Narrow the data below down to the lines containing "SPECIFICATIONS".
╔══
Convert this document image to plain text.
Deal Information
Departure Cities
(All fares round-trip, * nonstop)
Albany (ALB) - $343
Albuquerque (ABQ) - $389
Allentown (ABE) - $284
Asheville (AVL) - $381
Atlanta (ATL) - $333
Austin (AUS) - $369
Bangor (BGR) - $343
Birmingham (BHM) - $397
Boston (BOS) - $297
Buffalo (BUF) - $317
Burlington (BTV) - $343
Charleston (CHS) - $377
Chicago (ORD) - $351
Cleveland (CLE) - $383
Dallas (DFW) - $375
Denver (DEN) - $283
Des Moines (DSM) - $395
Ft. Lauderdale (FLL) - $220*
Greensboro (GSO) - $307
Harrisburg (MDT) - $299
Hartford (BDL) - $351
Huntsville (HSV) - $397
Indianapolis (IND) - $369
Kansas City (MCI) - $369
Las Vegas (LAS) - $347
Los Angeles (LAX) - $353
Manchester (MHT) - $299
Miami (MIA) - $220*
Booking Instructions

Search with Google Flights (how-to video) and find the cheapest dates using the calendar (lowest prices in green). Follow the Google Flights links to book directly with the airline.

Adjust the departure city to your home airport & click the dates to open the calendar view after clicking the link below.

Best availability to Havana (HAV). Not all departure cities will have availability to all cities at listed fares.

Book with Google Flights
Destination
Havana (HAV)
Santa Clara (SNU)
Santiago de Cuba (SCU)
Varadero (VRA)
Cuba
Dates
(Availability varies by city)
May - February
╚══
╔══
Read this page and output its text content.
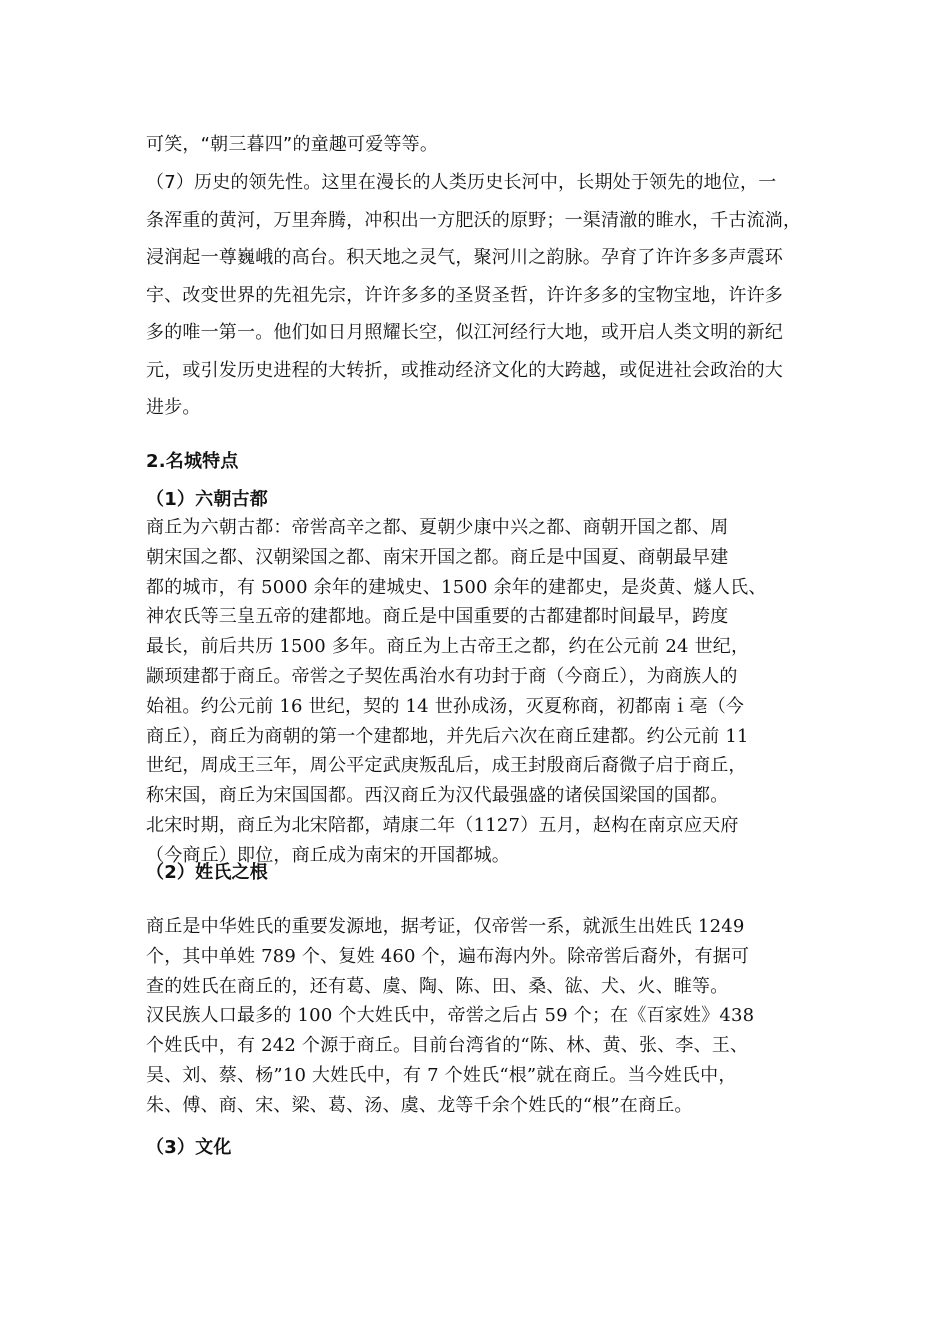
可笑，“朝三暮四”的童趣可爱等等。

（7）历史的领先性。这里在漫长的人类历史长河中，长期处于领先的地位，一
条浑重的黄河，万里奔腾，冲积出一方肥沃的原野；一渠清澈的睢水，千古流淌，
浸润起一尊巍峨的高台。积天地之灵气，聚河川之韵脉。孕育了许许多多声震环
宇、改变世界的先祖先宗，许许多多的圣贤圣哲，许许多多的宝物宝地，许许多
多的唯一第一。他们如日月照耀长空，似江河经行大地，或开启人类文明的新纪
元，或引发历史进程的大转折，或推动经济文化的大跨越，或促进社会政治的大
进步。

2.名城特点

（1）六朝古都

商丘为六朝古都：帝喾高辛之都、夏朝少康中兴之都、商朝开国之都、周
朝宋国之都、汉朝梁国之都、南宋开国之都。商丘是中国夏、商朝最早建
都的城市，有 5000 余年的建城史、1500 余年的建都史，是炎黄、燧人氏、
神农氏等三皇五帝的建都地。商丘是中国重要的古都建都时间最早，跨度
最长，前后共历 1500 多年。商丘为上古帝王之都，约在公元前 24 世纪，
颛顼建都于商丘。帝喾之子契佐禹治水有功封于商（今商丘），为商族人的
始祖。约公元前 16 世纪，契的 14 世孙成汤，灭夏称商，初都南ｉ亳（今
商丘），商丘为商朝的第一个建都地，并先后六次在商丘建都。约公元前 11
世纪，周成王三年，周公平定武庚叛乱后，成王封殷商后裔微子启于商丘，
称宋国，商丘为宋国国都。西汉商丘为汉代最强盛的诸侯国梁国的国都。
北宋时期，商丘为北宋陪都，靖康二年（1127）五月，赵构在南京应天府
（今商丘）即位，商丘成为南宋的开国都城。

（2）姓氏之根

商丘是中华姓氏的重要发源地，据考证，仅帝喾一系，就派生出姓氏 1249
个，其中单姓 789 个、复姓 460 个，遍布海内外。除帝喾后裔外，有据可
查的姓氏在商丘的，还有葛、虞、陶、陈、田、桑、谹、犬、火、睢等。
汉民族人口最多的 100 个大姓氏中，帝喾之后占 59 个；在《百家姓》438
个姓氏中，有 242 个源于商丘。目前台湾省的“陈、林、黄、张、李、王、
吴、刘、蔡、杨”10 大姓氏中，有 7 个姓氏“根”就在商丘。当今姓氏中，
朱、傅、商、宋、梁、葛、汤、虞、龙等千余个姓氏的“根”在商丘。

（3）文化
╚══
╔══
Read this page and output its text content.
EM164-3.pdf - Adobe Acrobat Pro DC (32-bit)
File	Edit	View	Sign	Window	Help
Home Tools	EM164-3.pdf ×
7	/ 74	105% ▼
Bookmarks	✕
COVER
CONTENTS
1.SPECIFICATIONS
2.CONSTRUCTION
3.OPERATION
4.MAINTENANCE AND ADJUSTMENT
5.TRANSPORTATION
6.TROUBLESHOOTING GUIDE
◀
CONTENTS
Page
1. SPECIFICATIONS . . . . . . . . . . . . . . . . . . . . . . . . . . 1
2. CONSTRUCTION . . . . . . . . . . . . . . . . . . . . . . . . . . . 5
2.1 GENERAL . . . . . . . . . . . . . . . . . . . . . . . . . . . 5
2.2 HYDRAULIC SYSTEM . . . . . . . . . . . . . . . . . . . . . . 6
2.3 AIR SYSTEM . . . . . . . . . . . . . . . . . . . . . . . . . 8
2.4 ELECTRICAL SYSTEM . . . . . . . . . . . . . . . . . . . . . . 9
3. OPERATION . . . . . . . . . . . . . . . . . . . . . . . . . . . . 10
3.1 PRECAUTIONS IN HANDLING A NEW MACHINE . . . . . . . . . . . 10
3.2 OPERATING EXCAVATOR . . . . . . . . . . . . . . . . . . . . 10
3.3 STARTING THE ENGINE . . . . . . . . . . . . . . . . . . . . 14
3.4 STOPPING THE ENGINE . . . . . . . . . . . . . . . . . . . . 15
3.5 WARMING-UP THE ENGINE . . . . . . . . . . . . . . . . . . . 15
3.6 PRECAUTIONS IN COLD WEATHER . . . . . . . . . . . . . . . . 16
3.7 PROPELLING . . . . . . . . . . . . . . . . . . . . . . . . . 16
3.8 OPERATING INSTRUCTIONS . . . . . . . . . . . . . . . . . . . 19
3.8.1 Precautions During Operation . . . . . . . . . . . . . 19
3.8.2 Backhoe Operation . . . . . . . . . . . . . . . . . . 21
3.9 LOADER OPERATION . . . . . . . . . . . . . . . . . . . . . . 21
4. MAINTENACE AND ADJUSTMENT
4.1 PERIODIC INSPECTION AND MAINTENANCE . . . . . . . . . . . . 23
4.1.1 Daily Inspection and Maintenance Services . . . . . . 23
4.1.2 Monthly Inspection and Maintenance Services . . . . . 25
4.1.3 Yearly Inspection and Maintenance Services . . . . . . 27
╚══
- Output of the task:
1.SPECIFICATIONS
1. SPECIFICATIONS . . . . . . . . . . . . . . . . . . . . . . . . . . 1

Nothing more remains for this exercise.